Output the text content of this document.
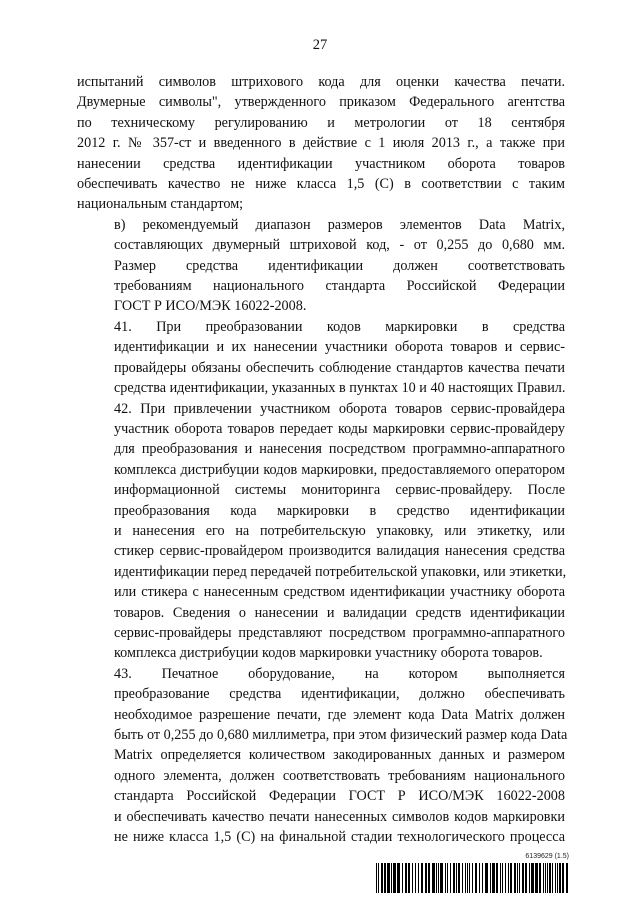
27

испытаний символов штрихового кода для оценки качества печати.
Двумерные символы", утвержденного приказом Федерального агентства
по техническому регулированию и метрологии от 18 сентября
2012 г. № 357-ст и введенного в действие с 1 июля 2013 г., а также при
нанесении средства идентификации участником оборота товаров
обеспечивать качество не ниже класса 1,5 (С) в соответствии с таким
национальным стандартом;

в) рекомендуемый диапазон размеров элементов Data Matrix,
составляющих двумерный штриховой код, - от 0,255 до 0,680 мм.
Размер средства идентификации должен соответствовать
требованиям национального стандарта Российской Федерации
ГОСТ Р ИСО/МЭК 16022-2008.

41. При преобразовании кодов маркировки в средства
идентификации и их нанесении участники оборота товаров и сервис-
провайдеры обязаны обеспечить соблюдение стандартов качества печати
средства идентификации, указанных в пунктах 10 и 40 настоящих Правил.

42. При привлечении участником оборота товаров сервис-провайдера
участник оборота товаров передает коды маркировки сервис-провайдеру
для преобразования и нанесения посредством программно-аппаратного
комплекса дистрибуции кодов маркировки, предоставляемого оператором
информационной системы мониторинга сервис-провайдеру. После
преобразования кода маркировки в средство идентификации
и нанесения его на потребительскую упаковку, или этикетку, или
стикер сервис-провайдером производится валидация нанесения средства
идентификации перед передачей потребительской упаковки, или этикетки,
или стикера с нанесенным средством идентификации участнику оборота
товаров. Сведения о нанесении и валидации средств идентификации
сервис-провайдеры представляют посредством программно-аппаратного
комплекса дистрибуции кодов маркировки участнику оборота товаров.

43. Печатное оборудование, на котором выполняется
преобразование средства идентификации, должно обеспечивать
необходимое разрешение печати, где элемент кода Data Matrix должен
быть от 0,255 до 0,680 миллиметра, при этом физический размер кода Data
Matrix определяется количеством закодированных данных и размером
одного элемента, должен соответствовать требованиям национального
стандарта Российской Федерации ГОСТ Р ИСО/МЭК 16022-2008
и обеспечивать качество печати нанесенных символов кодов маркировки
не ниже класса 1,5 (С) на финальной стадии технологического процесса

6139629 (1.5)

* **Directions**: Collect each line above holding the string "дистрибуции".

* **Output of the task**:
комплекса дистрибуции кодов маркировки, предоставляемого оператором
комплекса дистрибуции кодов маркировки участнику оборота товаров.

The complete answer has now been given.